▶ [What the task requires]
Identify the lines that contain the word "this" and copy each one.

»»

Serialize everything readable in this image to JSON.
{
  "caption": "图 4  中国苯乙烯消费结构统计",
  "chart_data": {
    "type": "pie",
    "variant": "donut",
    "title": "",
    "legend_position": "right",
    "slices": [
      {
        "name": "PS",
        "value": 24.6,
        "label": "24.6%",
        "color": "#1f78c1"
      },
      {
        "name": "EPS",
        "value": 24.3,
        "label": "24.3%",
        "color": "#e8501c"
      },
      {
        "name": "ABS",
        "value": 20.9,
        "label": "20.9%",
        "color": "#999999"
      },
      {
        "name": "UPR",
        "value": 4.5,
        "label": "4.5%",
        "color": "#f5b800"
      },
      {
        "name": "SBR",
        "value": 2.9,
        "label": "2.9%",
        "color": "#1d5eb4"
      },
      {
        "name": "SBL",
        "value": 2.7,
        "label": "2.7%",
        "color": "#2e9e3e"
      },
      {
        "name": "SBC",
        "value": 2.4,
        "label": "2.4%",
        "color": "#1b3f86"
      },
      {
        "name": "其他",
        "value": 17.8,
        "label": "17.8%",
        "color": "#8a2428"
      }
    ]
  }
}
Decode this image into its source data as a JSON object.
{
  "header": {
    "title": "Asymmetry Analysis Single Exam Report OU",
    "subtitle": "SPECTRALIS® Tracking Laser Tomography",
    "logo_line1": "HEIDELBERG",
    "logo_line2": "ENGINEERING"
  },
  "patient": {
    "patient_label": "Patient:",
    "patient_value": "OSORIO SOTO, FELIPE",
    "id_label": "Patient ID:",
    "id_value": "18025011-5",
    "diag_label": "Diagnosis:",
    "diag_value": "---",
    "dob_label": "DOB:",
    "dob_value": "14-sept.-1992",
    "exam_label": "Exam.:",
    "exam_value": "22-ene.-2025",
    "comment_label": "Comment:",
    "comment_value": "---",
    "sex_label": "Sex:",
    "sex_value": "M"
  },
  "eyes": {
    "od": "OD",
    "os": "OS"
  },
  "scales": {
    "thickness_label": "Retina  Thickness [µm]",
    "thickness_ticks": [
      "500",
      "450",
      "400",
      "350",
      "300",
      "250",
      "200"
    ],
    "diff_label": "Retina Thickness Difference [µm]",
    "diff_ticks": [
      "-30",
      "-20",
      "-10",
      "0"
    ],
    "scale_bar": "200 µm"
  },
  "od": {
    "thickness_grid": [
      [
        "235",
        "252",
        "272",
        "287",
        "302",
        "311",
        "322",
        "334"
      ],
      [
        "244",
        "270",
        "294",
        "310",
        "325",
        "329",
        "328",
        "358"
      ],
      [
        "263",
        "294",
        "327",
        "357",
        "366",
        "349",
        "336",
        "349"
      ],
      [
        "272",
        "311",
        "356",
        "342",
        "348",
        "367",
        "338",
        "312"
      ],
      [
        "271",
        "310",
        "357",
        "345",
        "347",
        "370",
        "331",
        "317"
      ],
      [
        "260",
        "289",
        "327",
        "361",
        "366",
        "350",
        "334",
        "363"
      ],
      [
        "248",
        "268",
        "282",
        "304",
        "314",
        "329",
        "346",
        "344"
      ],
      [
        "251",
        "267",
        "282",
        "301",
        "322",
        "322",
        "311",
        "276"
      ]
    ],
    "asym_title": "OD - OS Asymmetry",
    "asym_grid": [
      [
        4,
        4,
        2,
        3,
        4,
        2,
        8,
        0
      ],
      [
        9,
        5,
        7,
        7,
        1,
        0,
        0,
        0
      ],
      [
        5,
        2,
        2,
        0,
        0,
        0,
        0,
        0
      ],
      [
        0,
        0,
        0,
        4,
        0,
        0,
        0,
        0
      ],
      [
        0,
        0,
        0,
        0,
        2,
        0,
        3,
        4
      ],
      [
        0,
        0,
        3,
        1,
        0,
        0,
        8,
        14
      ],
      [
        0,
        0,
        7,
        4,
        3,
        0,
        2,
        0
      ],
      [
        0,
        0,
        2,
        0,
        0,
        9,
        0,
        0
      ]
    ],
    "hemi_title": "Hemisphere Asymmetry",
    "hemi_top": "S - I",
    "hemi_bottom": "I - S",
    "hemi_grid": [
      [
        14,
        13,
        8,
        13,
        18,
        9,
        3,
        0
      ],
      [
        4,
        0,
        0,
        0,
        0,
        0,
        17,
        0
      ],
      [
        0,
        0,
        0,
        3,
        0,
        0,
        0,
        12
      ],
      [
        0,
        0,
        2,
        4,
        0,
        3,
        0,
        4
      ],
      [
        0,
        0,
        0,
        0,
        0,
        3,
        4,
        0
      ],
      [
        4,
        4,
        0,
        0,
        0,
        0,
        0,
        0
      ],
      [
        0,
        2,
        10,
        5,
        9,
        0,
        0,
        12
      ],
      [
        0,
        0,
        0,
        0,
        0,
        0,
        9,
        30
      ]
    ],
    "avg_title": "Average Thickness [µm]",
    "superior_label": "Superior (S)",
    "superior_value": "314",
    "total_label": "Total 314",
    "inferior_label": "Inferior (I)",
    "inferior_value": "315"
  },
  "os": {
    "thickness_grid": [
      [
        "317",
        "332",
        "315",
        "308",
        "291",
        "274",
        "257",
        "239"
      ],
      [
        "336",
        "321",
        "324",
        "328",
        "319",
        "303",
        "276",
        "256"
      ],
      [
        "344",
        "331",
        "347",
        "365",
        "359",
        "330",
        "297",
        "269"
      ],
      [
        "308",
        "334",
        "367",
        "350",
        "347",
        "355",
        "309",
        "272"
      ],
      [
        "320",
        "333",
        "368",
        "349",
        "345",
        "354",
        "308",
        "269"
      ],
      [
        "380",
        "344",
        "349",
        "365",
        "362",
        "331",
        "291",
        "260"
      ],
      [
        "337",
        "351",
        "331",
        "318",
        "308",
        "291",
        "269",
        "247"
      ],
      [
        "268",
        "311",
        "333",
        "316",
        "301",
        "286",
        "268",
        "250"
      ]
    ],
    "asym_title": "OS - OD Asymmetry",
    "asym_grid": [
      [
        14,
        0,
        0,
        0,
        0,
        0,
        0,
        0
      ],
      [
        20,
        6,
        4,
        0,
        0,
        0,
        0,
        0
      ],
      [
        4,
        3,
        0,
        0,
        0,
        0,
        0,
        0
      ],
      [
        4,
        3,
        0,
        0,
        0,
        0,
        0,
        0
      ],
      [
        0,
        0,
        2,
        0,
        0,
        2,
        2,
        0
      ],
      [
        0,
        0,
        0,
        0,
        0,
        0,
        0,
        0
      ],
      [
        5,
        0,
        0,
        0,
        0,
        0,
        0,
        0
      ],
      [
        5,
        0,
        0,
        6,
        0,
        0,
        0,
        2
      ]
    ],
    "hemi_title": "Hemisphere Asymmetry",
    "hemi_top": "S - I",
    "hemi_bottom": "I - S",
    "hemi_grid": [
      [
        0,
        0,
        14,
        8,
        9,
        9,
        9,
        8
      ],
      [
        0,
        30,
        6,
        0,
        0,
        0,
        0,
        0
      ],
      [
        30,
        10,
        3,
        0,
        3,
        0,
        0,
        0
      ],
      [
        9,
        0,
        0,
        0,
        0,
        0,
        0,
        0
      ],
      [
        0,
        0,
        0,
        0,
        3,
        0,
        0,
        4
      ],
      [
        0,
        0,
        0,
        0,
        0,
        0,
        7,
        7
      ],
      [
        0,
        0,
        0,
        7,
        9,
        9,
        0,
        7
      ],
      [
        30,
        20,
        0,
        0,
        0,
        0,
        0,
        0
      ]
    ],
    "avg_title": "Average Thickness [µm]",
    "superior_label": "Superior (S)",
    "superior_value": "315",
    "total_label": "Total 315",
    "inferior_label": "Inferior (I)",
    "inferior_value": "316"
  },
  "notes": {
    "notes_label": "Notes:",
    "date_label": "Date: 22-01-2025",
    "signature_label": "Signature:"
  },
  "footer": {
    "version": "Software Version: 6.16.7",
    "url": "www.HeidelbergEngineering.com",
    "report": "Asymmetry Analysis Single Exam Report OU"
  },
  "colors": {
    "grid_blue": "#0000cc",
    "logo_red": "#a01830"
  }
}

««

▶ [Completed exercise]
Serialize everything readable in this image to JSON.
Decode this image into its source data as a JSON object.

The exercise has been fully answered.